Using the data below, copy every line that contains the word "Principal".

========================================================================

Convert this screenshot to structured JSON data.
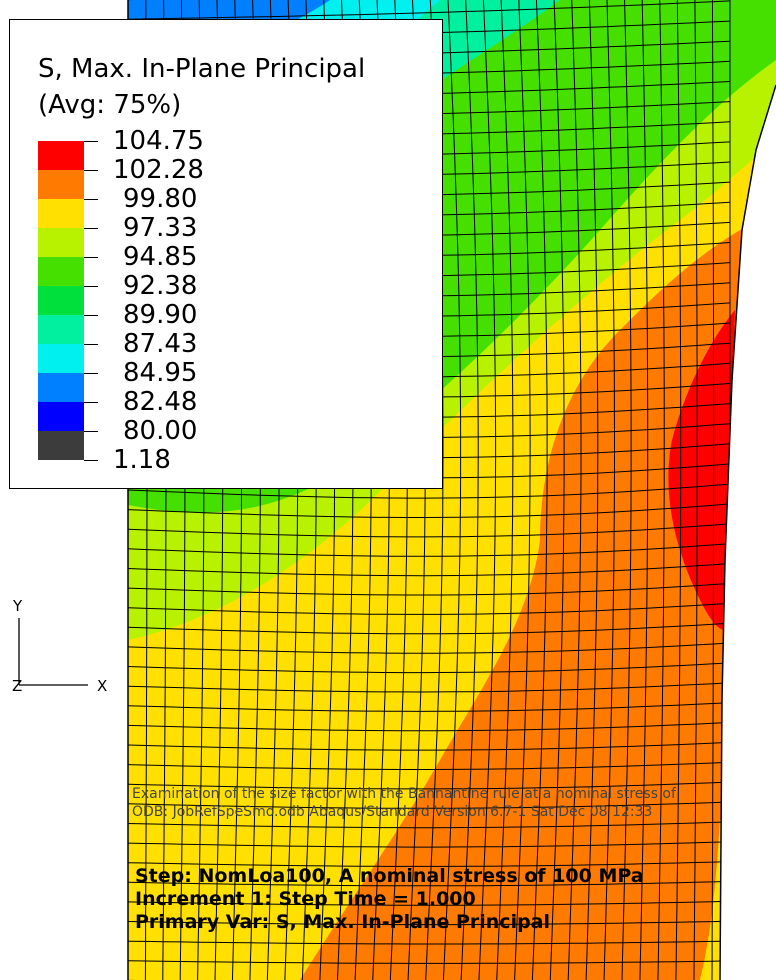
{
  "legend": {
    "title_line1": "S, Max. In-Plane Principal",
    "title_line2": "(Avg: 75%)",
    "values": [
      "104.75",
      "102.28",
      "99.80",
      "97.33",
      "94.85",
      "92.38",
      "89.90",
      "87.43",
      "84.95",
      "82.48",
      "80.00",
      "1.18"
    ],
    "colors": [
      "#ff0000",
      "#ff7a00",
      "#ffe000",
      "#b8f200",
      "#46e000",
      "#00e03c",
      "#00f0a0",
      "#00f0f0",
      "#0080ff",
      "#0000ff",
      "#3c3c3c"
    ]
  },
  "header": {
    "line1": "Examination of the size factor with the Bannantine rule at a nominal stress of",
    "line2": "ODB: JobRefSpeSmo.odb    Abaqus/Standard Version 6.7-1    Sat Dec 08 12:33"
  },
  "status": {
    "step": "Step: NomLoa100, A nominal stress of 100 MPa",
    "increment": "Increment      1: Step Time =     1.000",
    "primary_var": "Primary Var: S, Max. In-Plane Principal"
  },
  "triad": {
    "y": "Y",
    "z": "Z",
    "x": "X"
  }
}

========================================================================

SOLUTION FOR THIS TASK ->
    "title_line1": "S, Max. In-Plane Principal",
    "primary_var": "Primary Var: S, Max. In-Plane Principal"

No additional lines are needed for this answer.